• **Exercise aim**
Copy every line of the listing that holds the string "JSON".

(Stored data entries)
━━━━━━━━━━
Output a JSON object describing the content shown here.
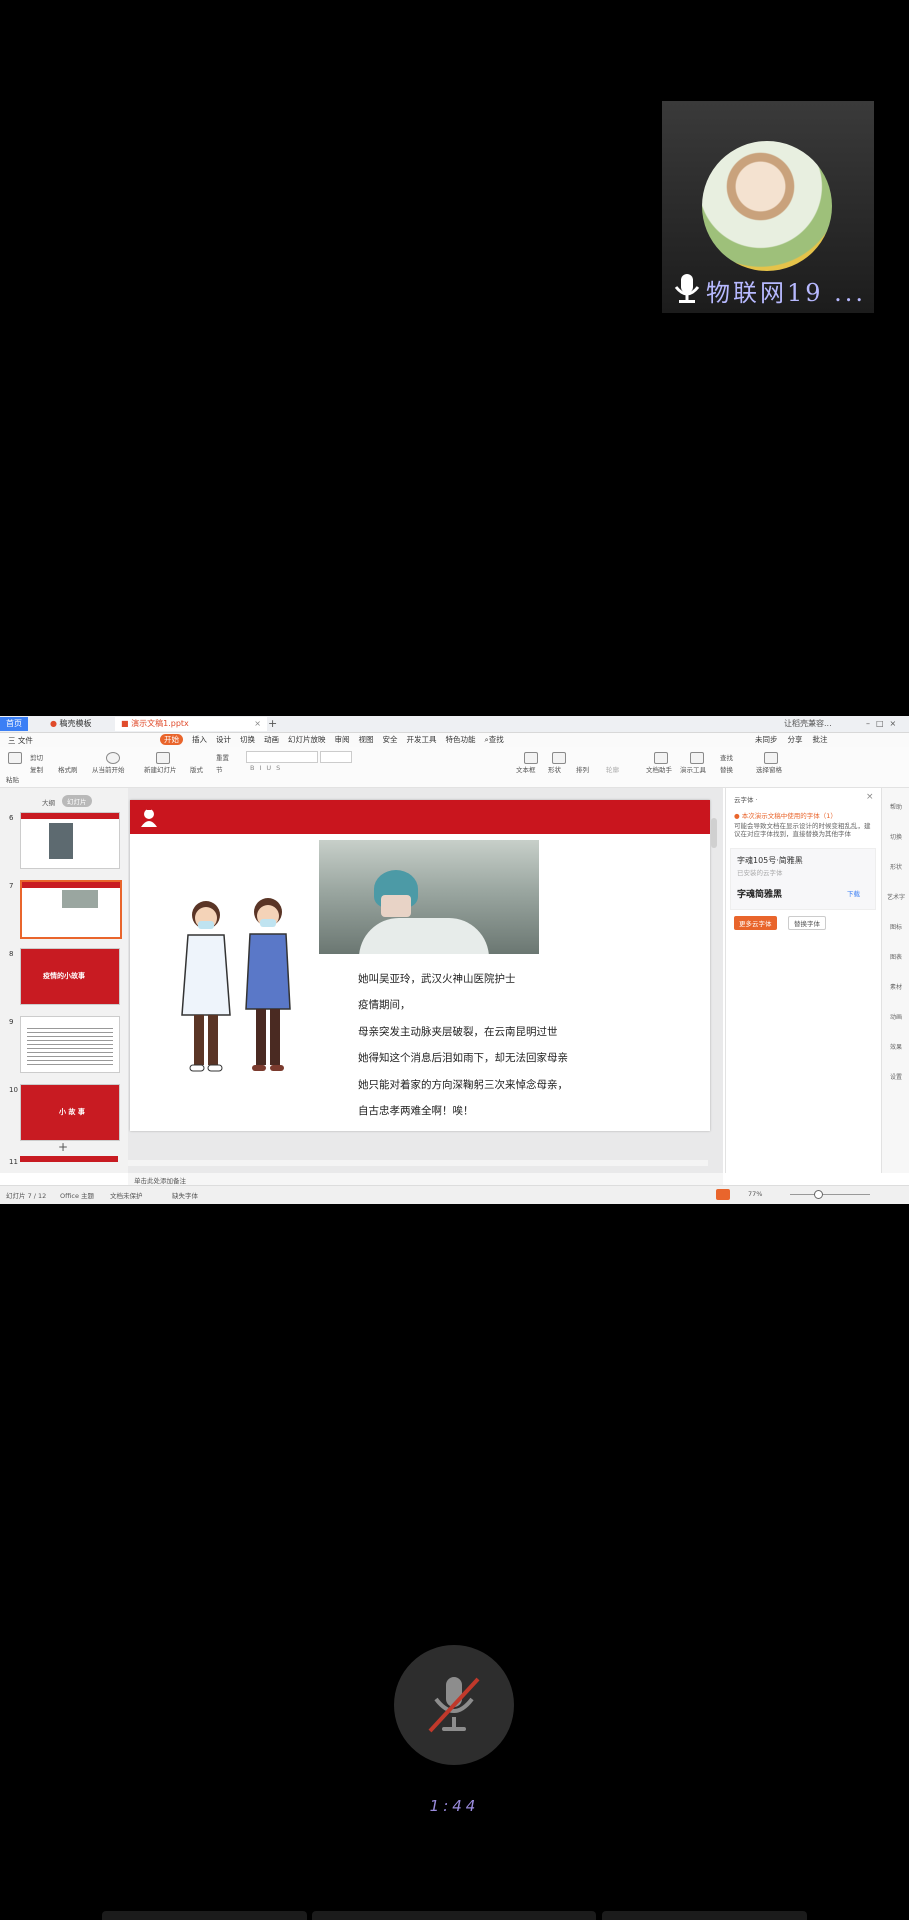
{
  "participant": {
    "name": "物联网19 ..."
  },
  "meeting": {
    "timer": "1:44"
  },
  "screen": {
    "tabs": {
      "home": "首页",
      "wps": "稿壳模板",
      "doc": "演示文稿1.pptx"
    },
    "tab_right": "让稻壳兼容...",
    "menu": {
      "file": "三 文件",
      "items": [
        "开始",
        "插入",
        "设计",
        "切换",
        "动画",
        "幻灯片放映",
        "审阅",
        "视图",
        "安全",
        "开发工具",
        "特色功能"
      ],
      "search": "查找",
      "right": [
        "未同步",
        "分享",
        "批注"
      ]
    },
    "ribbon": {
      "paste": "粘贴",
      "cut": "剪切",
      "copy": "复制",
      "format_painter": "格式刷",
      "from_current": "从当前开始",
      "new_slide": "新建幻灯片",
      "layout": "版式",
      "section": "节",
      "reset": "重置",
      "text_box": "文本框",
      "shape": "形状",
      "arrange": "排列",
      "outline": "轮廓",
      "doc_assist": "文档助手",
      "present_tool": "演示工具",
      "replace": "替换",
      "select_pane": "选择窗格",
      "find": "查找"
    },
    "left_panel": {
      "tab_outline": "大纲",
      "tab_slides": "幻灯片",
      "slide_numbers": [
        "6",
        "7",
        "8",
        "9",
        "10",
        "11"
      ],
      "thumb8_text": "疫情的小故事",
      "thumb10_text": "小 故 事"
    },
    "slide": {
      "lines": [
        "她叫吴亚玲，武汉火神山医院护士",
        "疫情期间，",
        "母亲突发主动脉夹层破裂，在云南昆明过世",
        "她得知这个消息后泪如雨下，却无法回家母亲",
        "她只能对着家的方向深鞠躬三次来悼念母亲，",
        "自古忠孝两难全啊！唉！"
      ]
    },
    "notes_placeholder": "单击此处添加备注",
    "right_panel": {
      "title": "云字体 ·",
      "warning": "本次演示文稿中使用的字体（1）",
      "desc": "可能会导致文档在显示设计的时候变粗乱乱，建议在对应字体找到，直接替换为其他字体",
      "font1": "字魂105号·简雅黑",
      "font1_sub": "已安装的云字体",
      "font2": "字魂简雅黑",
      "font2_action": "下载",
      "btn_primary": "更多云字体",
      "btn_secondary": "替换字体"
    },
    "sidebar": [
      "帮助",
      "切换",
      "形状",
      "艺术字",
      "图标",
      "图表",
      "素材",
      "动画",
      "效果",
      "设置"
    ],
    "status": {
      "slide_pos": "幻灯片 7 / 12",
      "theme": "Office 主题",
      "doc_protect": "文档未保护",
      "missing_font": "缺失字体",
      "zoom": "77%"
    }
  }
}
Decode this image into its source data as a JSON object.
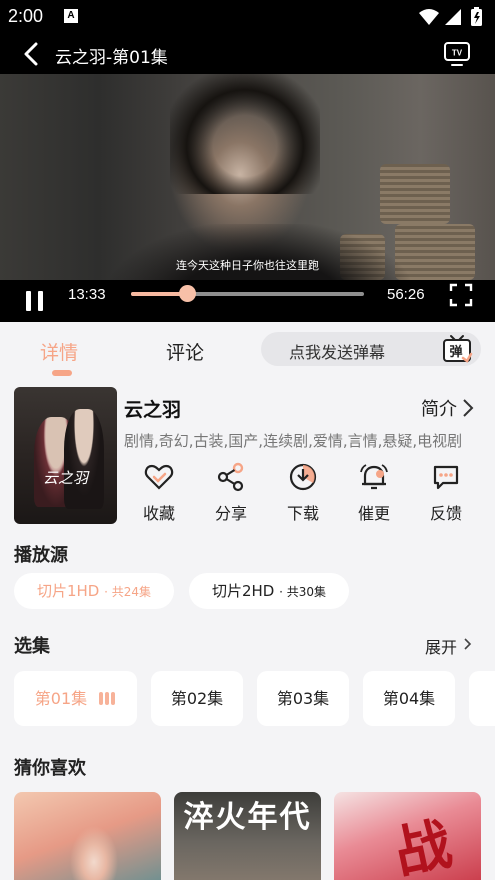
{
  "status_bar": {
    "time": "2:00",
    "notification_icon": "A"
  },
  "player": {
    "title": "云之羽-第01集",
    "subtitle": "连今天这种日子你也往这里跑",
    "current_time": "13:33",
    "total_time": "56:26",
    "progress_fraction": 0.24,
    "icons": [
      "back-icon",
      "tv-cast-icon",
      "pause-icon",
      "fullscreen-icon"
    ]
  },
  "tabs": [
    {
      "label": "详情",
      "active": true
    },
    {
      "label": "评论",
      "active": false
    }
  ],
  "danmaku": {
    "placeholder": "点我发送弹幕",
    "icon_text": "弹"
  },
  "show": {
    "poster_title": "云之羽",
    "title": "云之羽",
    "intro_label": "简介",
    "tags": "剧情,奇幻,古装,国产,连续剧,爱情,言情,悬疑,电视剧"
  },
  "actions": [
    {
      "label": "收藏",
      "icon": "heart-icon"
    },
    {
      "label": "分享",
      "icon": "share-icon"
    },
    {
      "label": "下载",
      "icon": "download-icon"
    },
    {
      "label": "催更",
      "icon": "bell-icon"
    },
    {
      "label": "反馈",
      "icon": "feedback-icon"
    }
  ],
  "sources": {
    "title": "播放源",
    "items": [
      {
        "label": "切片1HD",
        "count": "· 共24集",
        "active": true
      },
      {
        "label": "切片2HD",
        "count": "· 共30集",
        "active": false
      }
    ]
  },
  "episodes": {
    "title": "选集",
    "expand_label": "展开",
    "items": [
      {
        "label": "第01集",
        "active": true
      },
      {
        "label": "第02集",
        "active": false
      },
      {
        "label": "第03集",
        "active": false
      },
      {
        "label": "第04集",
        "active": false
      }
    ]
  },
  "recommend": {
    "title": "猜你喜欢",
    "items": [
      {
        "title_text": ""
      },
      {
        "title_text": "淬火年代"
      },
      {
        "title_text": "战"
      }
    ]
  },
  "colors": {
    "accent": "#f6a587",
    "background": "#f4f4f6"
  }
}
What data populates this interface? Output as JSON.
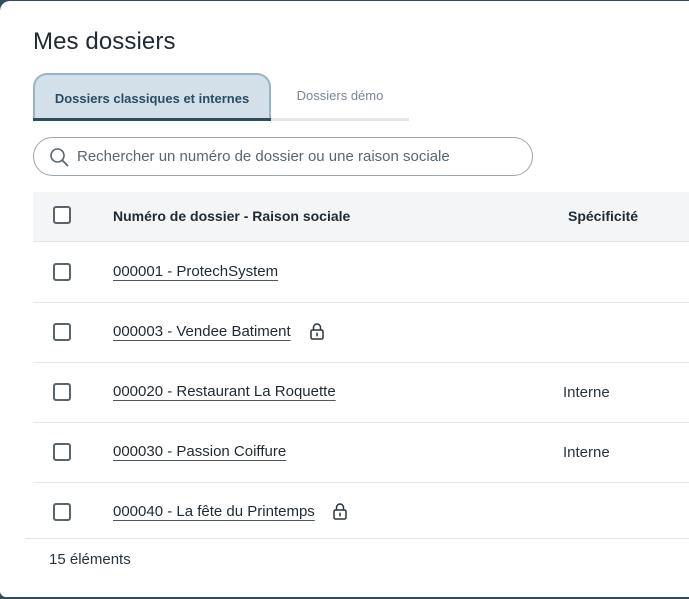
{
  "page": {
    "title": "Mes dossiers"
  },
  "tabs": [
    {
      "label": "Dossiers classiques et internes",
      "active": true
    },
    {
      "label": "Dossiers démo",
      "active": false
    }
  ],
  "search": {
    "placeholder": "Rechercher un numéro de dossier ou une raison sociale",
    "value": ""
  },
  "table": {
    "columns": [
      "Numéro de dossier - Raison sociale",
      "Spécificité"
    ],
    "rows": [
      {
        "label": "000001 - ProtechSystem",
        "specificite": "",
        "locked": false
      },
      {
        "label": "000003 - Vendee Batiment",
        "specificite": "",
        "locked": true
      },
      {
        "label": "000020 - Restaurant La Roquette",
        "specificite": "Interne",
        "locked": false
      },
      {
        "label": "000030 - Passion Coiffure",
        "specificite": "Interne",
        "locked": false
      },
      {
        "label": "000040 - La fête du Printemps",
        "specificite": "",
        "locked": true
      }
    ]
  },
  "footer": {
    "count": "15 éléments"
  },
  "colors": {
    "accent": "#2b4d63",
    "tab_active_bg": "#d3e0e9",
    "frame": "#2f4d5a"
  },
  "icons": {
    "search": "search-icon",
    "lock": "lock-icon"
  }
}
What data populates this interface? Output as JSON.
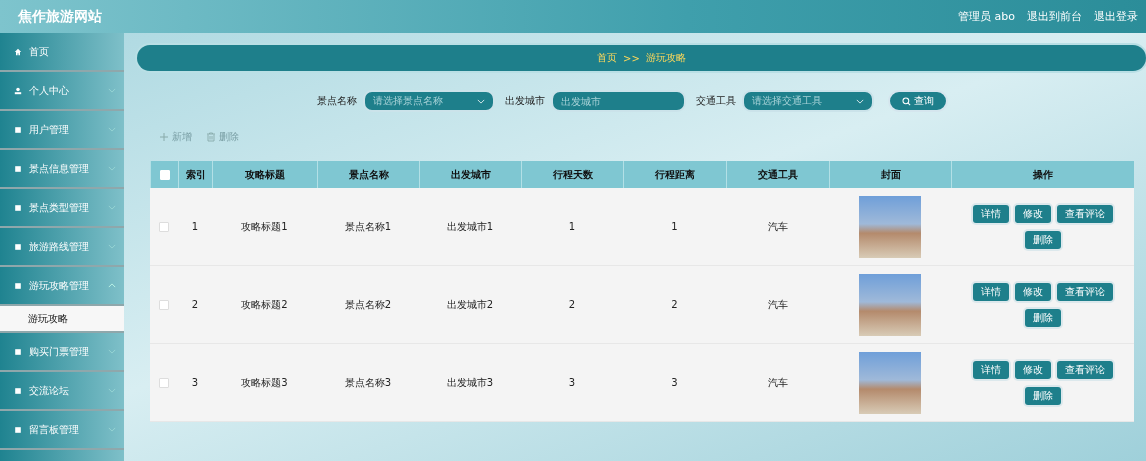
{
  "header": {
    "title": "焦作旅游网站",
    "user": "管理员 abo",
    "links": [
      "退出到前台",
      "退出登录"
    ]
  },
  "sidebar": {
    "items": [
      {
        "label": "首页",
        "selected": false
      },
      {
        "label": "个人中心",
        "expanded": false
      },
      {
        "label": "用户管理",
        "expanded": false
      },
      {
        "label": "景点信息管理",
        "expanded": false
      },
      {
        "label": "景点类型管理",
        "expanded": false
      },
      {
        "label": "旅游路线管理",
        "expanded": false
      },
      {
        "label": "游玩攻略管理",
        "expanded": true,
        "children": [
          {
            "label": "游玩攻略",
            "selected": true
          }
        ]
      },
      {
        "label": "购买门票管理",
        "expanded": false
      },
      {
        "label": "交流论坛",
        "expanded": false
      },
      {
        "label": "留言板管理",
        "expanded": false
      }
    ]
  },
  "breadcrumb": {
    "home": "首页",
    "separator": ">>",
    "current": "游玩攻略"
  },
  "search": {
    "fields": [
      {
        "kind": "select",
        "label": "景点名称",
        "placeholder": "请选择景点名称"
      },
      {
        "kind": "input",
        "label": "出发城市",
        "placeholder": "出发城市"
      },
      {
        "kind": "select",
        "label": "交通工具",
        "placeholder": "请选择交通工具"
      }
    ],
    "button": "查询"
  },
  "toolbar": {
    "add": "新增",
    "delete": "删除"
  },
  "table": {
    "all_checked": false,
    "columns": [
      "索引",
      "攻略标题",
      "景点名称",
      "出发城市",
      "行程天数",
      "行程距离",
      "交通工具",
      "封面",
      "操作"
    ],
    "rows": [
      {
        "checked": false,
        "cells": [
          "1",
          "攻略标题1",
          "景点名称1",
          "出发城市1",
          "1",
          "1",
          "汽车"
        ],
        "actions": [
          "详情",
          "修改",
          "查看评论",
          "删除"
        ]
      },
      {
        "checked": false,
        "cells": [
          "2",
          "攻略标题2",
          "景点名称2",
          "出发城市2",
          "2",
          "2",
          "汽车"
        ],
        "actions": [
          "详情",
          "修改",
          "查看评论",
          "删除"
        ]
      },
      {
        "checked": false,
        "cells": [
          "3",
          "攻略标题3",
          "景点名称3",
          "出发城市3",
          "3",
          "3",
          "汽车"
        ],
        "actions": [
          "详情",
          "修改",
          "查看评论",
          "删除"
        ]
      }
    ]
  }
}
━━━━━━━━━━
• **Problem solution**
Output a JSON object describing the content shown here.
Decode this image into its source data as a JSON object.
What data populates this interface? Output as JSON.
What data populates this interface? Output as JSON.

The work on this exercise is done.